[Stored items from a collection]
============
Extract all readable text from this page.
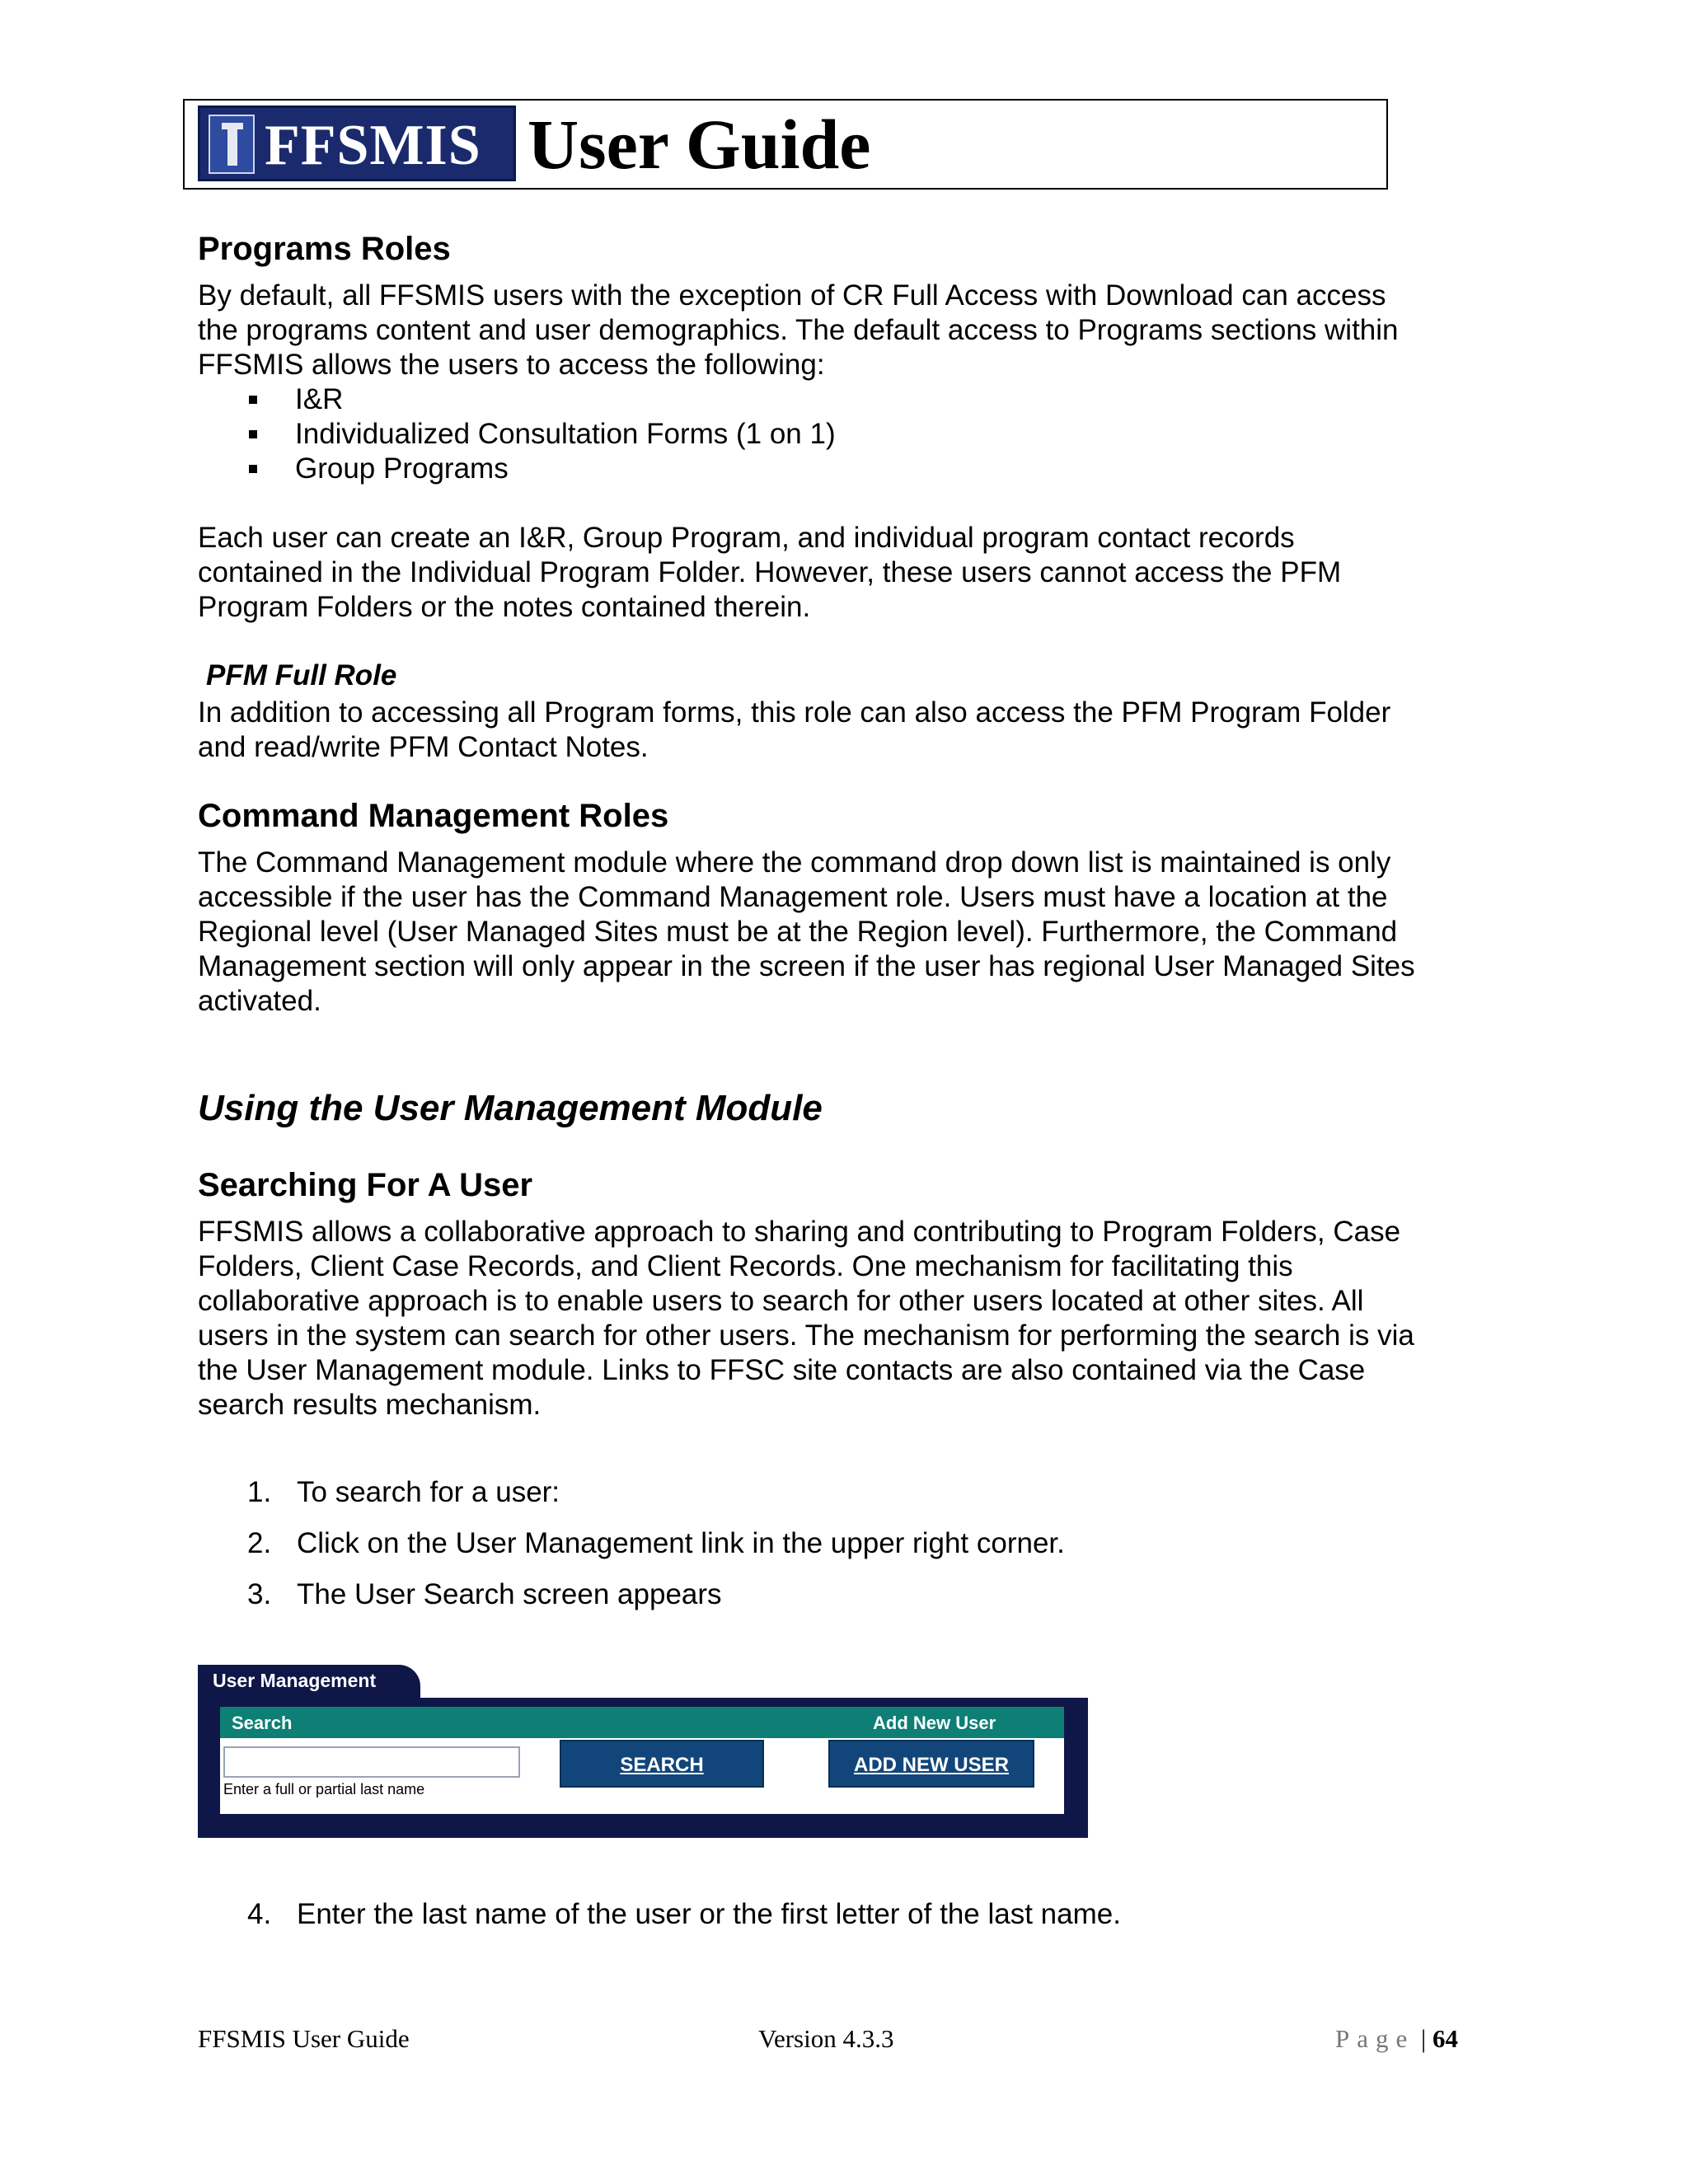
FFSMIS User Guide
Programs Roles

By default, all FFSMIS users with the exception of CR Full Access with Download can access

the programs content and user demographics. The default access to Programs sections within

FFSMIS allows the users to access the following:

I&R
Individualized Consultation Forms (1 on 1)
Group Programs

Each user can create an I&R, Group Program, and individual program contact records

contained in the Individual Program Folder. However, these users cannot access the PFM

Program Folders or the notes contained therein.

PFM Full Role

In addition to accessing all Program forms, this role can also access the PFM Program Folder

and read/write PFM Contact Notes.

Command Management Roles

The Command Management module where the command drop down list is maintained is only

accessible if the user has the Command Management role. Users must have a location at the

Regional level (User Managed Sites must be at the Region level). Furthermore, the Command

Management section will only appear in the screen if the user has regional User Managed Sites

activated.

Using the User Management Module
Searching For A User

FFSMIS allows a collaborative approach to sharing and contributing to Program Folders, Case

Folders, Client Case Records, and Client Records. One mechanism for facilitating this

collaborative approach is to enable users to search for other users located at other sites. All

users in the system can search for other users. The mechanism for performing the search is via

the User Management module. Links to FFSC site contacts are also contained via the Case

search results mechanism.

1. To search for a user:
2. Click on the User Management link in the upper right corner.
3. The User Search screen appears
User Management
Search	Add New User
Enter a full or partial last name
SEARCH	ADD NEW USER
4. Enter the last name of the user or the first letter of the last name.
FFSMIS User Guide	Version 4.3.3	Page | 64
============
Repeat the material above word for word, please, apart from its images.

## WRITTEN ANSWER
Extract all readable text from this page.
FFSMIS User Guide
Programs Roles

By default, all FFSMIS users with the exception of CR Full Access with Download can access

the programs content and user demographics. The default access to Programs sections within

FFSMIS allows the users to access the following:

I&R
Individualized Consultation Forms (1 on 1)
Group Programs

Each user can create an I&R, Group Program, and individual program contact records

contained in the Individual Program Folder. However, these users cannot access the PFM

Program Folders or the notes contained therein.

PFM Full Role

In addition to accessing all Program forms, this role can also access the PFM Program Folder

and read/write PFM Contact Notes.

Command Management Roles

The Command Management module where the command drop down list is maintained is only

accessible if the user has the Command Management role. Users must have a location at the

Regional level (User Managed Sites must be at the Region level). Furthermore, the Command

Management section will only appear in the screen if the user has regional User Managed Sites

activated.

Using the User Management Module
Searching For A User

FFSMIS allows a collaborative approach to sharing and contributing to Program Folders, Case

Folders, Client Case Records, and Client Records. One mechanism for facilitating this

collaborative approach is to enable users to search for other users located at other sites. All

users in the system can search for other users. The mechanism for performing the search is via

the User Management module. Links to FFSC site contacts are also contained via the Case

search results mechanism.

1. To search for a user:
2. Click on the User Management link in the upper right corner.
3. The User Search screen appears
User Management
Search	Add New User
Enter a full or partial last name
SEARCH	ADD NEW USER
4. Enter the last name of the user or the first letter of the last name.
FFSMIS User Guide	Version 4.3.3	Page | 64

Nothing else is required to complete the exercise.